* **Material for this task**:
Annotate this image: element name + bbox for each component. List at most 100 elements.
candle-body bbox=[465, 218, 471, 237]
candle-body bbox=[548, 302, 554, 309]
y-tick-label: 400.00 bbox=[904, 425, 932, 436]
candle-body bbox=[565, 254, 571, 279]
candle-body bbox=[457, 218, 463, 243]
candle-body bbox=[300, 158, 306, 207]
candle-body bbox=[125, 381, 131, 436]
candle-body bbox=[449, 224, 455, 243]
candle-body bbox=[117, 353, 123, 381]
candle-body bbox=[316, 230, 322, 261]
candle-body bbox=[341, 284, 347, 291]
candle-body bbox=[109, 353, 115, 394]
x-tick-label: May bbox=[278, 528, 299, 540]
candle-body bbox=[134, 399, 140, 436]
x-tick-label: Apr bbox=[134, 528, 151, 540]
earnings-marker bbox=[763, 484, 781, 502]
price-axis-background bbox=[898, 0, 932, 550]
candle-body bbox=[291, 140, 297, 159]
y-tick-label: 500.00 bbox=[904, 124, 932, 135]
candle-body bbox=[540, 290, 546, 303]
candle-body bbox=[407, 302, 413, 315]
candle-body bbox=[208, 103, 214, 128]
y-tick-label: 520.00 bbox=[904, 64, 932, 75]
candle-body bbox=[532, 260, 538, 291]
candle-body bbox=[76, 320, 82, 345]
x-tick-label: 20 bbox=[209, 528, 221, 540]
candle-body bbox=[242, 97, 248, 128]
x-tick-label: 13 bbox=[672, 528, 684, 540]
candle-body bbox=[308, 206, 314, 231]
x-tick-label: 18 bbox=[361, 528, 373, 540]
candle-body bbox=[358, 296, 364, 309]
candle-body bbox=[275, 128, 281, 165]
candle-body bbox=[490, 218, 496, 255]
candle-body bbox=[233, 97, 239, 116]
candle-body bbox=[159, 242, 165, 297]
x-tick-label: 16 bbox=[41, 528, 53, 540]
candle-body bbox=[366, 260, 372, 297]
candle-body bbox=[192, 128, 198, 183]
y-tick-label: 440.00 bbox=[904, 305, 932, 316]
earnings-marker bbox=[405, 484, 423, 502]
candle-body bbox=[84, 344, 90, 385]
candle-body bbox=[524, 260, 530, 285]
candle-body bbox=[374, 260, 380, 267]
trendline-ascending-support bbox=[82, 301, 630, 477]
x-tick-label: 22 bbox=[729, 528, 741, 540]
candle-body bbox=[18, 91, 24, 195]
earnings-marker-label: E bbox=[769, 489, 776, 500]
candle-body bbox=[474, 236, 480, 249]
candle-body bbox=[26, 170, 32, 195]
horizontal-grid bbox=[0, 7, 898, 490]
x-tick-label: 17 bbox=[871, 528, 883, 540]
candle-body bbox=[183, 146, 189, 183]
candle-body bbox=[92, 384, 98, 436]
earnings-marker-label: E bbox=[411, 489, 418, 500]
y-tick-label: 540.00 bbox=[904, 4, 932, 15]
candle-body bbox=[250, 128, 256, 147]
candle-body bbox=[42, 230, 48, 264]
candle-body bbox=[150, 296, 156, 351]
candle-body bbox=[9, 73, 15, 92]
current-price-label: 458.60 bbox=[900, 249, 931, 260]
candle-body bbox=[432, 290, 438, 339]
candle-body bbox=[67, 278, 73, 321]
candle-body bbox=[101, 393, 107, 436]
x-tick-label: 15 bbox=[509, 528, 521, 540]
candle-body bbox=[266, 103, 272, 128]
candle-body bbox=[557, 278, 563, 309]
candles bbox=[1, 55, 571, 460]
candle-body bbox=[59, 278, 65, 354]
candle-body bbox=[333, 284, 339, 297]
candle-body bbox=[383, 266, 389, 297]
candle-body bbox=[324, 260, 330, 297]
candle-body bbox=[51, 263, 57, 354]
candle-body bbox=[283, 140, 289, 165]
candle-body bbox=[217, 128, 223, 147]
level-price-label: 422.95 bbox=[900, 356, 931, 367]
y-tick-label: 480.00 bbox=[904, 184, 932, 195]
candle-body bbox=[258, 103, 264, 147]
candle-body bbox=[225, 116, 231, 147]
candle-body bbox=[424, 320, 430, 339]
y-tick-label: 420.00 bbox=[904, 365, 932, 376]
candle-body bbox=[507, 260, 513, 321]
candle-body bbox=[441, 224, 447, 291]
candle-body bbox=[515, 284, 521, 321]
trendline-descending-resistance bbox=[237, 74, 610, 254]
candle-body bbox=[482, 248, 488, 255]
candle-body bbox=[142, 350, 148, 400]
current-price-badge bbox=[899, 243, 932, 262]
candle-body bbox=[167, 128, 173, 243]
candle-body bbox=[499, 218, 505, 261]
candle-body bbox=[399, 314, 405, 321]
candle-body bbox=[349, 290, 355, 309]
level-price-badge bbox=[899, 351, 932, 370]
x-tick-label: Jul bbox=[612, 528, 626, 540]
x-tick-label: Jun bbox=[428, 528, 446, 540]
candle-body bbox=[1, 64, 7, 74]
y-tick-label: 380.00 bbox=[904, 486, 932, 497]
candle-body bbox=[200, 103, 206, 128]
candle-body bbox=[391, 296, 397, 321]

* **Goal**:
Copy every line of the records above verbatim.

* **Task answer**:
Annotate this image: element name + bbox for each component. List at most 100 elements.
candle-body bbox=[465, 218, 471, 237]
candle-body bbox=[548, 302, 554, 309]
y-tick-label: 400.00 bbox=[904, 425, 932, 436]
candle-body bbox=[565, 254, 571, 279]
candle-body bbox=[457, 218, 463, 243]
candle-body bbox=[300, 158, 306, 207]
candle-body bbox=[125, 381, 131, 436]
candle-body bbox=[449, 224, 455, 243]
candle-body bbox=[117, 353, 123, 381]
candle-body bbox=[316, 230, 322, 261]
candle-body bbox=[341, 284, 347, 291]
candle-body bbox=[109, 353, 115, 394]
x-tick-label: May bbox=[278, 528, 299, 540]
candle-body bbox=[134, 399, 140, 436]
x-tick-label: Apr bbox=[134, 528, 151, 540]
earnings-marker bbox=[763, 484, 781, 502]
price-axis-background bbox=[898, 0, 932, 550]
candle-body bbox=[291, 140, 297, 159]
y-tick-label: 500.00 bbox=[904, 124, 932, 135]
candle-body bbox=[540, 290, 546, 303]
candle-body bbox=[407, 302, 413, 315]
candle-body bbox=[208, 103, 214, 128]
y-tick-label: 520.00 bbox=[904, 64, 932, 75]
candle-body bbox=[532, 260, 538, 291]
candle-body bbox=[76, 320, 82, 345]
x-tick-label: 20 bbox=[209, 528, 221, 540]
candle-body bbox=[242, 97, 248, 128]
x-tick-label: 13 bbox=[672, 528, 684, 540]
candle-body bbox=[308, 206, 314, 231]
x-tick-label: 18 bbox=[361, 528, 373, 540]
candle-body bbox=[358, 296, 364, 309]
candle-body bbox=[275, 128, 281, 165]
candle-body bbox=[490, 218, 496, 255]
candle-body bbox=[233, 97, 239, 116]
candle-body bbox=[159, 242, 165, 297]
x-tick-label: 16 bbox=[41, 528, 53, 540]
candle-body bbox=[366, 260, 372, 297]
candle-body bbox=[192, 128, 198, 183]
y-tick-label: 440.00 bbox=[904, 305, 932, 316]
earnings-marker bbox=[405, 484, 423, 502]
candle-body bbox=[84, 344, 90, 385]
candle-body bbox=[524, 260, 530, 285]
candle-body bbox=[374, 260, 380, 267]
trendline-ascending-support bbox=[82, 301, 630, 477]
x-tick-label: 22 bbox=[729, 528, 741, 540]
candle-body bbox=[18, 91, 24, 195]
earnings-marker-label: E bbox=[769, 489, 776, 500]
candle-body bbox=[474, 236, 480, 249]
candle-body bbox=[26, 170, 32, 195]
horizontal-grid bbox=[0, 7, 898, 490]
x-tick-label: 17 bbox=[871, 528, 883, 540]
candle-body bbox=[183, 146, 189, 183]
candle-body bbox=[92, 384, 98, 436]
earnings-marker-label: E bbox=[411, 489, 418, 500]
y-tick-label: 540.00 bbox=[904, 4, 932, 15]
candle-body bbox=[250, 128, 256, 147]
candle-body bbox=[42, 230, 48, 264]
candle-body bbox=[150, 296, 156, 351]
candle-body bbox=[9, 73, 15, 92]
current-price-label: 458.60 bbox=[900, 249, 931, 260]
candle-body bbox=[432, 290, 438, 339]
candle-body bbox=[67, 278, 73, 321]
candle-body bbox=[101, 393, 107, 436]
x-tick-label: 15 bbox=[509, 528, 521, 540]
candle-body bbox=[266, 103, 272, 128]
candle-body bbox=[557, 278, 563, 309]
candles bbox=[1, 55, 571, 460]
candle-body bbox=[59, 278, 65, 354]
candle-body bbox=[333, 284, 339, 297]
candle-body bbox=[383, 266, 389, 297]
candle-body bbox=[324, 260, 330, 297]
candle-body bbox=[51, 263, 57, 354]
candle-body bbox=[283, 140, 289, 165]
candle-body bbox=[217, 128, 223, 147]
level-price-label: 422.95 bbox=[900, 356, 931, 367]
y-tick-label: 480.00 bbox=[904, 184, 932, 195]
candle-body bbox=[258, 103, 264, 147]
candle-body bbox=[225, 116, 231, 147]
candle-body bbox=[424, 320, 430, 339]
y-tick-label: 420.00 bbox=[904, 365, 932, 376]
candle-body bbox=[507, 260, 513, 321]
candle-body bbox=[441, 224, 447, 291]
candle-body bbox=[515, 284, 521, 321]
trendline-descending-resistance bbox=[237, 74, 610, 254]
candle-body bbox=[482, 248, 488, 255]
candle-body bbox=[142, 350, 148, 400]
current-price-badge bbox=[899, 243, 932, 262]
candle-body bbox=[167, 128, 173, 243]
candle-body bbox=[499, 218, 505, 261]
candle-body bbox=[399, 314, 405, 321]
candle-body bbox=[349, 290, 355, 309]
level-price-badge bbox=[899, 351, 932, 370]
x-tick-label: Jul bbox=[612, 528, 626, 540]
x-tick-label: Jun bbox=[428, 528, 446, 540]
candle-body bbox=[1, 64, 7, 74]
y-tick-label: 380.00 bbox=[904, 486, 932, 497]
candle-body bbox=[200, 103, 206, 128]
candle-body bbox=[391, 296, 397, 321]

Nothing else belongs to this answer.